▶ **Data supplied**

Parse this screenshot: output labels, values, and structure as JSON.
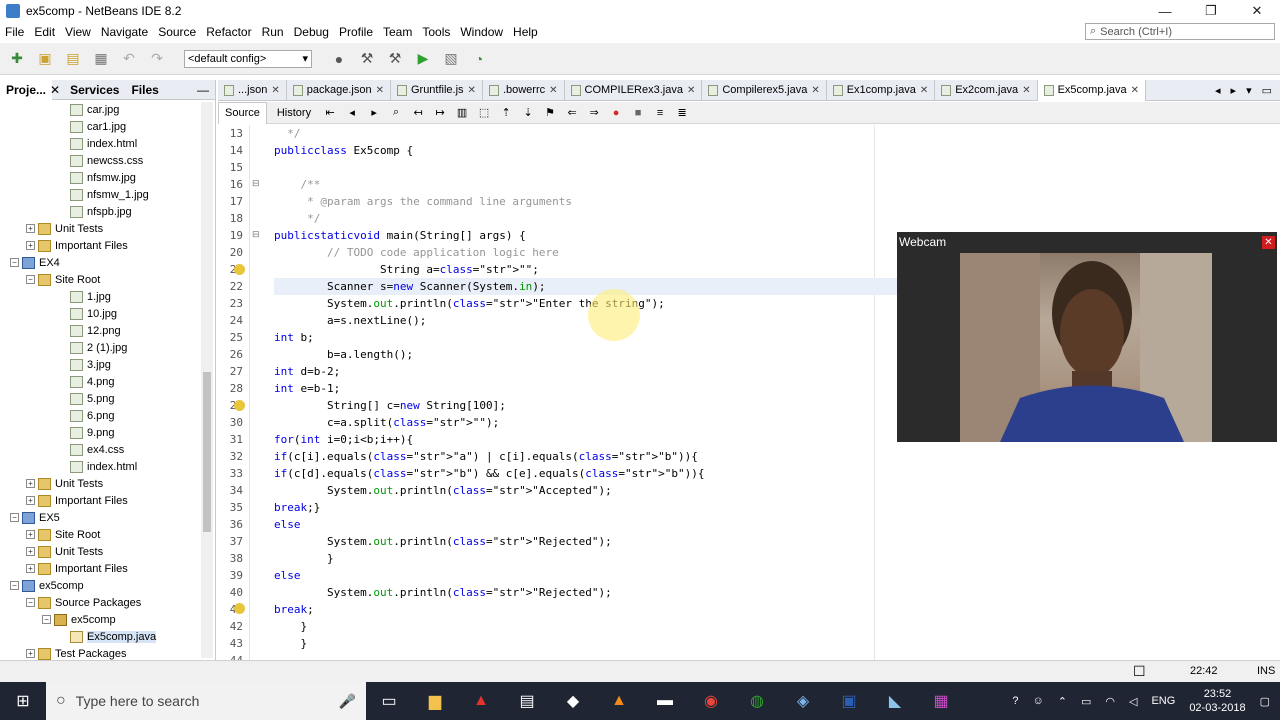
{
  "window": {
    "title": "ex5comp - NetBeans IDE 8.2",
    "min_glyph": "—",
    "max_glyph": "❐",
    "close_glyph": "✕"
  },
  "menu": [
    "File",
    "Edit",
    "View",
    "Navigate",
    "Source",
    "Refactor",
    "Run",
    "Debug",
    "Profile",
    "Team",
    "Tools",
    "Window",
    "Help"
  ],
  "search": {
    "placeholder": "Search (Ctrl+I)"
  },
  "toolbar": {
    "config": "<default config>"
  },
  "left_panel": {
    "tabs": [
      "Proje...",
      "Services",
      "Files"
    ],
    "tree": [
      {
        "indent": 4,
        "icon": "file",
        "label": "car.jpg"
      },
      {
        "indent": 4,
        "icon": "file",
        "label": "car1.jpg"
      },
      {
        "indent": 4,
        "icon": "file",
        "label": "index.html"
      },
      {
        "indent": 4,
        "icon": "file",
        "label": "newcss.css"
      },
      {
        "indent": 4,
        "icon": "file",
        "label": "nfsmw.jpg"
      },
      {
        "indent": 4,
        "icon": "file",
        "label": "nfsmw_1.jpg"
      },
      {
        "indent": 4,
        "icon": "file",
        "label": "nfspb.jpg"
      },
      {
        "indent": 2,
        "icon": "folder",
        "label": "Unit Tests",
        "exp": "+"
      },
      {
        "indent": 2,
        "icon": "folder",
        "label": "Important Files",
        "exp": "+"
      },
      {
        "indent": 1,
        "icon": "proj",
        "label": "EX4",
        "exp": "−"
      },
      {
        "indent": 2,
        "icon": "folder",
        "label": "Site Root",
        "exp": "−"
      },
      {
        "indent": 4,
        "icon": "file",
        "label": "1.jpg"
      },
      {
        "indent": 4,
        "icon": "file",
        "label": "10.jpg"
      },
      {
        "indent": 4,
        "icon": "file",
        "label": "12.png"
      },
      {
        "indent": 4,
        "icon": "file",
        "label": "2 (1).jpg"
      },
      {
        "indent": 4,
        "icon": "file",
        "label": "3.jpg"
      },
      {
        "indent": 4,
        "icon": "file",
        "label": "4.png"
      },
      {
        "indent": 4,
        "icon": "file",
        "label": "5.png"
      },
      {
        "indent": 4,
        "icon": "file",
        "label": "6.png"
      },
      {
        "indent": 4,
        "icon": "file",
        "label": "9.png"
      },
      {
        "indent": 4,
        "icon": "file",
        "label": "ex4.css"
      },
      {
        "indent": 4,
        "icon": "file",
        "label": "index.html"
      },
      {
        "indent": 2,
        "icon": "folder",
        "label": "Unit Tests",
        "exp": "+"
      },
      {
        "indent": 2,
        "icon": "folder",
        "label": "Important Files",
        "exp": "+"
      },
      {
        "indent": 1,
        "icon": "proj",
        "label": "EX5",
        "exp": "−"
      },
      {
        "indent": 2,
        "icon": "folder",
        "label": "Site Root",
        "exp": "+"
      },
      {
        "indent": 2,
        "icon": "folder",
        "label": "Unit Tests",
        "exp": "+"
      },
      {
        "indent": 2,
        "icon": "folder",
        "label": "Important Files",
        "exp": "+"
      },
      {
        "indent": 1,
        "icon": "proj",
        "label": "ex5comp",
        "exp": "−"
      },
      {
        "indent": 2,
        "icon": "folder",
        "label": "Source Packages",
        "exp": "−"
      },
      {
        "indent": 3,
        "icon": "pkg",
        "label": "ex5comp",
        "exp": "−"
      },
      {
        "indent": 4,
        "icon": "java",
        "label": "Ex5comp.java"
      },
      {
        "indent": 2,
        "icon": "folder",
        "label": "Test Packages",
        "exp": "+"
      }
    ]
  },
  "editor_tabs": [
    "...json",
    "package.json",
    "Gruntfile.js",
    ".bowerrc",
    "COMPILERex3.java",
    "Compilerex5.java",
    "Ex1comp.java",
    "Ex2com.java",
    "Ex5comp.java"
  ],
  "active_tab": "Ex5comp.java",
  "editor_toolbar": {
    "source": "Source",
    "history": "History"
  },
  "code": [
    {
      "n": "13",
      "t": "  */",
      "cls": "cm"
    },
    {
      "n": "14",
      "t": "public class Ex5comp {",
      "cls": ""
    },
    {
      "n": "15",
      "t": "",
      "cls": ""
    },
    {
      "n": "16",
      "t": "    /**",
      "cls": "cm"
    },
    {
      "n": "17",
      "t": "     * @param args the command line arguments",
      "cls": "cm"
    },
    {
      "n": "18",
      "t": "     */",
      "cls": "cm"
    },
    {
      "n": "19",
      "t": "    public static void main(String[] args) {",
      "cls": ""
    },
    {
      "n": "20",
      "t": "        // TODO code application logic here",
      "cls": "cm"
    },
    {
      "n": "21",
      "t": "                String a=\"\";",
      "cls": ""
    },
    {
      "n": "22",
      "t": "        Scanner s=new Scanner(System.in);",
      "cls": "",
      "current": true
    },
    {
      "n": "23",
      "t": "        System.out.println(\"Enter the string\");",
      "cls": ""
    },
    {
      "n": "24",
      "t": "        a=s.nextLine();",
      "cls": ""
    },
    {
      "n": "25",
      "t": "        int b;",
      "cls": ""
    },
    {
      "n": "26",
      "t": "        b=a.length();",
      "cls": ""
    },
    {
      "n": "27",
      "t": "        int d=b-2;",
      "cls": ""
    },
    {
      "n": "28",
      "t": "        int e=b-1;",
      "cls": ""
    },
    {
      "n": "29",
      "t": "        String[] c=new String[100];",
      "cls": ""
    },
    {
      "n": "30",
      "t": "        c=a.split(\"\");",
      "cls": ""
    },
    {
      "n": "31",
      "t": "        for(int i=0;i<b;i++){",
      "cls": ""
    },
    {
      "n": "32",
      "t": "        if(c[i].equals(\"a\") | c[i].equals(\"b\")){",
      "cls": ""
    },
    {
      "n": "33",
      "t": "        if(c[d].equals(\"b\") && c[e].equals(\"b\")){",
      "cls": ""
    },
    {
      "n": "34",
      "t": "        System.out.println(\"Accepted\");",
      "cls": ""
    },
    {
      "n": "35",
      "t": "        break;}",
      "cls": ""
    },
    {
      "n": "36",
      "t": "        else",
      "cls": ""
    },
    {
      "n": "37",
      "t": "        System.out.println(\"Rejected\");",
      "cls": ""
    },
    {
      "n": "38",
      "t": "        }",
      "cls": ""
    },
    {
      "n": "39",
      "t": "        else",
      "cls": ""
    },
    {
      "n": "40",
      "t": "        System.out.println(\"Rejected\");",
      "cls": ""
    },
    {
      "n": "41",
      "t": "        break;",
      "cls": ""
    },
    {
      "n": "42",
      "t": "    }",
      "cls": ""
    },
    {
      "n": "43",
      "t": "    }",
      "cls": ""
    },
    {
      "n": "44",
      "t": "",
      "cls": ""
    }
  ],
  "webcam": {
    "title": "Webcam"
  },
  "status": {
    "position": "22:42",
    "mode": "INS"
  },
  "taskbar": {
    "search_placeholder": "Type here to search",
    "lang": "ENG",
    "time": "23:52",
    "date": "02-03-2018"
  }
}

▶ **Instructions for the task**
Determine how many lines in the data above contain the string "println". Give nothing except the number.

▶ **Full response**
4